-- begin PROVIDED DATA --

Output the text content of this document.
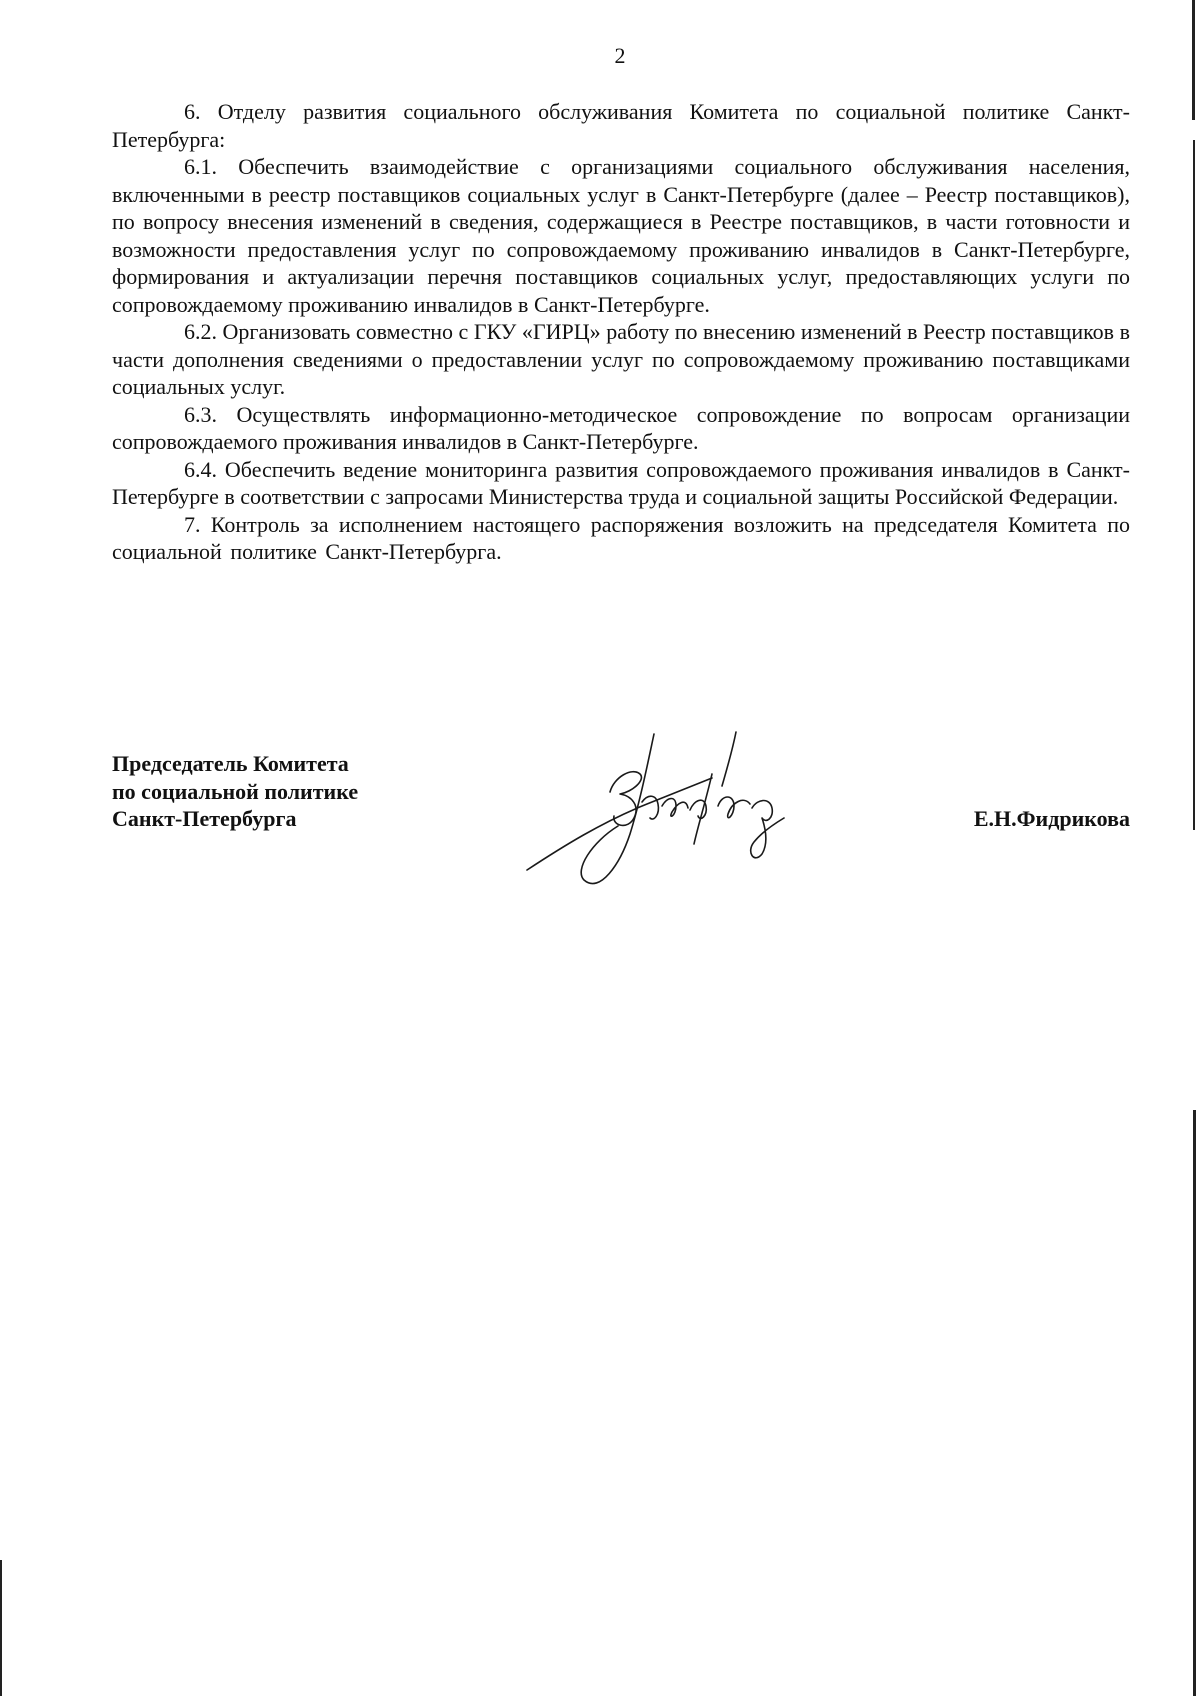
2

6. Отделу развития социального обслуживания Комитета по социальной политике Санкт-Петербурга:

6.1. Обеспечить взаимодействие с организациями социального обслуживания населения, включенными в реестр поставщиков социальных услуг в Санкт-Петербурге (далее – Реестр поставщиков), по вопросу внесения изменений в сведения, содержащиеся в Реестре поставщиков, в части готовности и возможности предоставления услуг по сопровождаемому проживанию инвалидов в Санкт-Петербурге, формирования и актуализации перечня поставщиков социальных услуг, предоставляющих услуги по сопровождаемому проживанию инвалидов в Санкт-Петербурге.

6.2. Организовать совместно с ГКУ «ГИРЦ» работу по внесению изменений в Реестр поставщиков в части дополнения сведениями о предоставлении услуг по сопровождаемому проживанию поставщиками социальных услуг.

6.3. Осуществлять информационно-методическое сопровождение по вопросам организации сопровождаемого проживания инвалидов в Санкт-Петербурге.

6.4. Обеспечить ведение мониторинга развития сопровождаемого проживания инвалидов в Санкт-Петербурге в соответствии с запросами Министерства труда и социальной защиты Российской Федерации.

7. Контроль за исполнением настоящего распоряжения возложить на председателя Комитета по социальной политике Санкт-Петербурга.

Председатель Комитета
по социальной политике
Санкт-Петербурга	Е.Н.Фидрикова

-- end PROVIDED DATA --
-- begin PROVIDED DATA --

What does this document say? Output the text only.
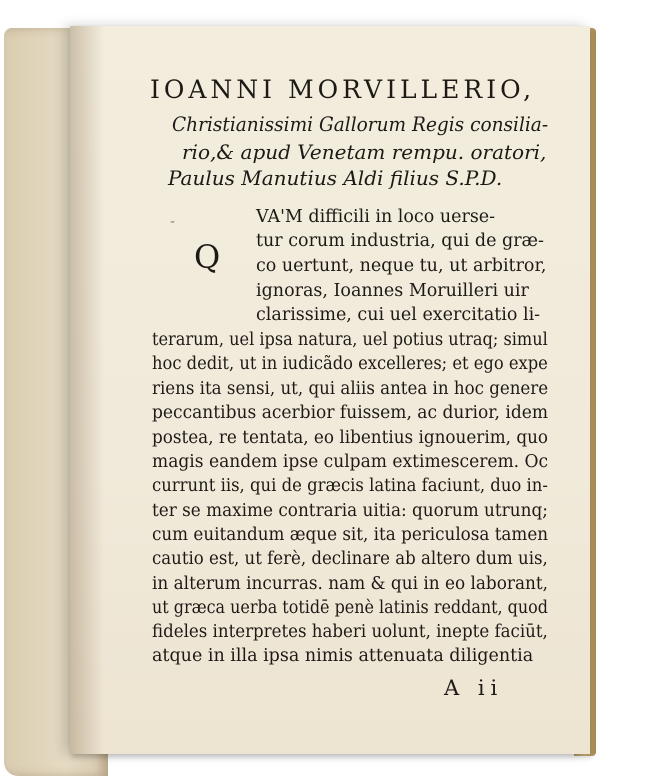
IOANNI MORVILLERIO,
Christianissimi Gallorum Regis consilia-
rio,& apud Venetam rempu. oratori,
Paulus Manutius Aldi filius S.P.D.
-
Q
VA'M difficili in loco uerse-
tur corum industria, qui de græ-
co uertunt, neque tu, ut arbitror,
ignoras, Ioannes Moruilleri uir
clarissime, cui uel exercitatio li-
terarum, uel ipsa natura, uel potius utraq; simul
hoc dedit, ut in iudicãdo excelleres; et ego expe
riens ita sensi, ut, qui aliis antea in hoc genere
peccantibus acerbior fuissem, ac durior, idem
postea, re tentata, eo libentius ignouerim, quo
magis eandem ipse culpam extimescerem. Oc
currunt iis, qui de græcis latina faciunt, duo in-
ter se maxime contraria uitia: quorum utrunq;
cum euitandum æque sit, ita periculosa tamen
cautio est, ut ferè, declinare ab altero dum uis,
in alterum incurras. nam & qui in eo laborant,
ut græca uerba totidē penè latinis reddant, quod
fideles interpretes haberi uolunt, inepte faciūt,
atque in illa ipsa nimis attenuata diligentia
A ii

-- end PROVIDED DATA --

* GOAL OF THE EXERCISE *
Filter the entries down to the lines with the word "проживания" in them.

* ANSWER TO THE PROBLEM *
6.3. Осуществлять информационно-методическое сопровождение по вопросам организации сопровождаемого проживания инвалидов в Санкт-Петербурге.
6.4. Обеспечить ведение мониторинга развития сопровождаемого проживания инвалидов в Санкт-Петербурге в соответствии с запросами Министерства труда и социальной защиты Российской Федерации.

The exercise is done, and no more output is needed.